Written task:
Write out the records below word for word, please.

Given data:
|---|
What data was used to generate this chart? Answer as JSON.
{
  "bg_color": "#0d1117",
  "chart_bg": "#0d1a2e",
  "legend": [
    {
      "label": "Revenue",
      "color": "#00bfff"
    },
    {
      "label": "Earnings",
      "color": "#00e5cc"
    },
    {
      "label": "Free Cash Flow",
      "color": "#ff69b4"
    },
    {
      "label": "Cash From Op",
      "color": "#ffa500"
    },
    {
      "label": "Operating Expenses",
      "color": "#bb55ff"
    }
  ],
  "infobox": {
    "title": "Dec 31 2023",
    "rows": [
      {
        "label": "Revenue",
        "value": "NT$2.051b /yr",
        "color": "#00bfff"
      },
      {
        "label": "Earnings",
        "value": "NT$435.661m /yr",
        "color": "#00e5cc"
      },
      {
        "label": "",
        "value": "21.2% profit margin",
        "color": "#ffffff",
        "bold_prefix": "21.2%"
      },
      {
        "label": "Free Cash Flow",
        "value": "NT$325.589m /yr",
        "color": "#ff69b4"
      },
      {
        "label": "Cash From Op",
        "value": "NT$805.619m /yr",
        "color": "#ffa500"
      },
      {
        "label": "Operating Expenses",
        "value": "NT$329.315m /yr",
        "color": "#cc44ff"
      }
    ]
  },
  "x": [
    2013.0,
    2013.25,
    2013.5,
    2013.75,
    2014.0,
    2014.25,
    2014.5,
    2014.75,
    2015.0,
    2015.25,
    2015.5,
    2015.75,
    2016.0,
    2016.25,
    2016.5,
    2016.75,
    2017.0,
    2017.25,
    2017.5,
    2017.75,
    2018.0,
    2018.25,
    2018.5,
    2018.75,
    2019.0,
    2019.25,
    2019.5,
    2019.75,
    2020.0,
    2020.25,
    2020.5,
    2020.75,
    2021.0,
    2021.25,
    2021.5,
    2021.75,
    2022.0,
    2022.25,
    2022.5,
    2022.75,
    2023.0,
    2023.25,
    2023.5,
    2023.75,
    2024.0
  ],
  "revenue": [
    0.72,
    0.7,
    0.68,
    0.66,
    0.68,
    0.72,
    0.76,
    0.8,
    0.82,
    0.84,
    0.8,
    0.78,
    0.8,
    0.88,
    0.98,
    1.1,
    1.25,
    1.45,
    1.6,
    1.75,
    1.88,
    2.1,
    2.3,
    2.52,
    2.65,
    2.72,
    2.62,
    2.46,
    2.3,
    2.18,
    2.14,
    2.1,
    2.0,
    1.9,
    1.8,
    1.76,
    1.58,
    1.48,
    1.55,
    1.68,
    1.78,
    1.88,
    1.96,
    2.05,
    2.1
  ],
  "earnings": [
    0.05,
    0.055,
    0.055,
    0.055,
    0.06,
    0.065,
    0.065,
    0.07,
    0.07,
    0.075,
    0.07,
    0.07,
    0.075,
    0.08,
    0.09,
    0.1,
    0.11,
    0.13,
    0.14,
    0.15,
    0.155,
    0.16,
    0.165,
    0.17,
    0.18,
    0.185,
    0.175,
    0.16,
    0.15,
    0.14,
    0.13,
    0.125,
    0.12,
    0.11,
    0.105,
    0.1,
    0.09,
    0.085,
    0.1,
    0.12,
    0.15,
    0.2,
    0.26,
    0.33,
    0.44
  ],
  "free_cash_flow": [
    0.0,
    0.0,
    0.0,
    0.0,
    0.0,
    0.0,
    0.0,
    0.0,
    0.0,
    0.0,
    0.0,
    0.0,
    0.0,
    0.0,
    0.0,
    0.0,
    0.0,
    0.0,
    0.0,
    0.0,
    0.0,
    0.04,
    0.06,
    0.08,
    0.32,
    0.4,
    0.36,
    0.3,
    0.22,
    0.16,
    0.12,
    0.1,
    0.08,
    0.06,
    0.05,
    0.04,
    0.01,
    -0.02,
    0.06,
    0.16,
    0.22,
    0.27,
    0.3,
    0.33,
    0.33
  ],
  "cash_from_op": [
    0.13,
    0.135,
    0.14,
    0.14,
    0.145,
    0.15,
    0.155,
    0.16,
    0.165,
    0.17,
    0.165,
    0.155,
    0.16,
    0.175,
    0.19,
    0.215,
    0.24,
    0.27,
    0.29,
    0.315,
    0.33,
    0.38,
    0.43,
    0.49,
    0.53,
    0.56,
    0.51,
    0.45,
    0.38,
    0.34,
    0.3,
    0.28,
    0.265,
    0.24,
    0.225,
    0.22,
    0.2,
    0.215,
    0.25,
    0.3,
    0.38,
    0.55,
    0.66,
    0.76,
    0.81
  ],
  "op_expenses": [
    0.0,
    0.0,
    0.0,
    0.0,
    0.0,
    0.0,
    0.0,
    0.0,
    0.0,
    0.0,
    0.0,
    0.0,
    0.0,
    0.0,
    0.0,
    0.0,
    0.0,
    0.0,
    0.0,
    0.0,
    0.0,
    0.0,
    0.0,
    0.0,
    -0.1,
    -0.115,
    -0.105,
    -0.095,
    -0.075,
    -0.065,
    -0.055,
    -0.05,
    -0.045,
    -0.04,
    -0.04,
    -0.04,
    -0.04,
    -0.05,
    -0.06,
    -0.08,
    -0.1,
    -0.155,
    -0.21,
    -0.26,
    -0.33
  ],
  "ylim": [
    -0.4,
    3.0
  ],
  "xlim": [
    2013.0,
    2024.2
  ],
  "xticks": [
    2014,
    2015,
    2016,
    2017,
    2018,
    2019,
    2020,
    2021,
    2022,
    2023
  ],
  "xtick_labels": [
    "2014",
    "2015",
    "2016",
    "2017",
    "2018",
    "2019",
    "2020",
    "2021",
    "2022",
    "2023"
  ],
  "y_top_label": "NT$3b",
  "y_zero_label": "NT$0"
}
|---|
The output:
What data was used to generate this chart? Answer as JSON.
{
  "bg_color": "#0d1117",
  "chart_bg": "#0d1a2e",
  "legend": [
    {
      "label": "Revenue",
      "color": "#00bfff"
    },
    {
      "label": "Earnings",
      "color": "#00e5cc"
    },
    {
      "label": "Free Cash Flow",
      "color": "#ff69b4"
    },
    {
      "label": "Cash From Op",
      "color": "#ffa500"
    },
    {
      "label": "Operating Expenses",
      "color": "#bb55ff"
    }
  ],
  "infobox": {
    "title": "Dec 31 2023",
    "rows": [
      {
        "label": "Revenue",
        "value": "NT$2.051b /yr",
        "color": "#00bfff"
      },
      {
        "label": "Earnings",
        "value": "NT$435.661m /yr",
        "color": "#00e5cc"
      },
      {
        "label": "",
        "value": "21.2% profit margin",
        "color": "#ffffff",
        "bold_prefix": "21.2%"
      },
      {
        "label": "Free Cash Flow",
        "value": "NT$325.589m /yr",
        "color": "#ff69b4"
      },
      {
        "label": "Cash From Op",
        "value": "NT$805.619m /yr",
        "color": "#ffa500"
      },
      {
        "label": "Operating Expenses",
        "value": "NT$329.315m /yr",
        "color": "#cc44ff"
      }
    ]
  },
  "x": [
    2013.0,
    2013.25,
    2013.5,
    2013.75,
    2014.0,
    2014.25,
    2014.5,
    2014.75,
    2015.0,
    2015.25,
    2015.5,
    2015.75,
    2016.0,
    2016.25,
    2016.5,
    2016.75,
    2017.0,
    2017.25,
    2017.5,
    2017.75,
    2018.0,
    2018.25,
    2018.5,
    2018.75,
    2019.0,
    2019.25,
    2019.5,
    2019.75,
    2020.0,
    2020.25,
    2020.5,
    2020.75,
    2021.0,
    2021.25,
    2021.5,
    2021.75,
    2022.0,
    2022.25,
    2022.5,
    2022.75,
    2023.0,
    2023.25,
    2023.5,
    2023.75,
    2024.0
  ],
  "revenue": [
    0.72,
    0.7,
    0.68,
    0.66,
    0.68,
    0.72,
    0.76,
    0.8,
    0.82,
    0.84,
    0.8,
    0.78,
    0.8,
    0.88,
    0.98,
    1.1,
    1.25,
    1.45,
    1.6,
    1.75,
    1.88,
    2.1,
    2.3,
    2.52,
    2.65,
    2.72,
    2.62,
    2.46,
    2.3,
    2.18,
    2.14,
    2.1,
    2.0,
    1.9,
    1.8,
    1.76,
    1.58,
    1.48,
    1.55,
    1.68,
    1.78,
    1.88,
    1.96,
    2.05,
    2.1
  ],
  "earnings": [
    0.05,
    0.055,
    0.055,
    0.055,
    0.06,
    0.065,
    0.065,
    0.07,
    0.07,
    0.075,
    0.07,
    0.07,
    0.075,
    0.08,
    0.09,
    0.1,
    0.11,
    0.13,
    0.14,
    0.15,
    0.155,
    0.16,
    0.165,
    0.17,
    0.18,
    0.185,
    0.175,
    0.16,
    0.15,
    0.14,
    0.13,
    0.125,
    0.12,
    0.11,
    0.105,
    0.1,
    0.09,
    0.085,
    0.1,
    0.12,
    0.15,
    0.2,
    0.26,
    0.33,
    0.44
  ],
  "free_cash_flow": [
    0.0,
    0.0,
    0.0,
    0.0,
    0.0,
    0.0,
    0.0,
    0.0,
    0.0,
    0.0,
    0.0,
    0.0,
    0.0,
    0.0,
    0.0,
    0.0,
    0.0,
    0.0,
    0.0,
    0.0,
    0.0,
    0.04,
    0.06,
    0.08,
    0.32,
    0.4,
    0.36,
    0.3,
    0.22,
    0.16,
    0.12,
    0.1,
    0.08,
    0.06,
    0.05,
    0.04,
    0.01,
    -0.02,
    0.06,
    0.16,
    0.22,
    0.27,
    0.3,
    0.33,
    0.33
  ],
  "cash_from_op": [
    0.13,
    0.135,
    0.14,
    0.14,
    0.145,
    0.15,
    0.155,
    0.16,
    0.165,
    0.17,
    0.165,
    0.155,
    0.16,
    0.175,
    0.19,
    0.215,
    0.24,
    0.27,
    0.29,
    0.315,
    0.33,
    0.38,
    0.43,
    0.49,
    0.53,
    0.56,
    0.51,
    0.45,
    0.38,
    0.34,
    0.3,
    0.28,
    0.265,
    0.24,
    0.225,
    0.22,
    0.2,
    0.215,
    0.25,
    0.3,
    0.38,
    0.55,
    0.66,
    0.76,
    0.81
  ],
  "op_expenses": [
    0.0,
    0.0,
    0.0,
    0.0,
    0.0,
    0.0,
    0.0,
    0.0,
    0.0,
    0.0,
    0.0,
    0.0,
    0.0,
    0.0,
    0.0,
    0.0,
    0.0,
    0.0,
    0.0,
    0.0,
    0.0,
    0.0,
    0.0,
    0.0,
    -0.1,
    -0.115,
    -0.105,
    -0.095,
    -0.075,
    -0.065,
    -0.055,
    -0.05,
    -0.045,
    -0.04,
    -0.04,
    -0.04,
    -0.04,
    -0.05,
    -0.06,
    -0.08,
    -0.1,
    -0.155,
    -0.21,
    -0.26,
    -0.33
  ],
  "ylim": [
    -0.4,
    3.0
  ],
  "xlim": [
    2013.0,
    2024.2
  ],
  "xticks": [
    2014,
    2015,
    2016,
    2017,
    2018,
    2019,
    2020,
    2021,
    2022,
    2023
  ],
  "xtick_labels": [
    "2014",
    "2015",
    "2016",
    "2017",
    "2018",
    "2019",
    "2020",
    "2021",
    "2022",
    "2023"
  ],
  "y_top_label": "NT$3b",
  "y_zero_label": "NT$0"
}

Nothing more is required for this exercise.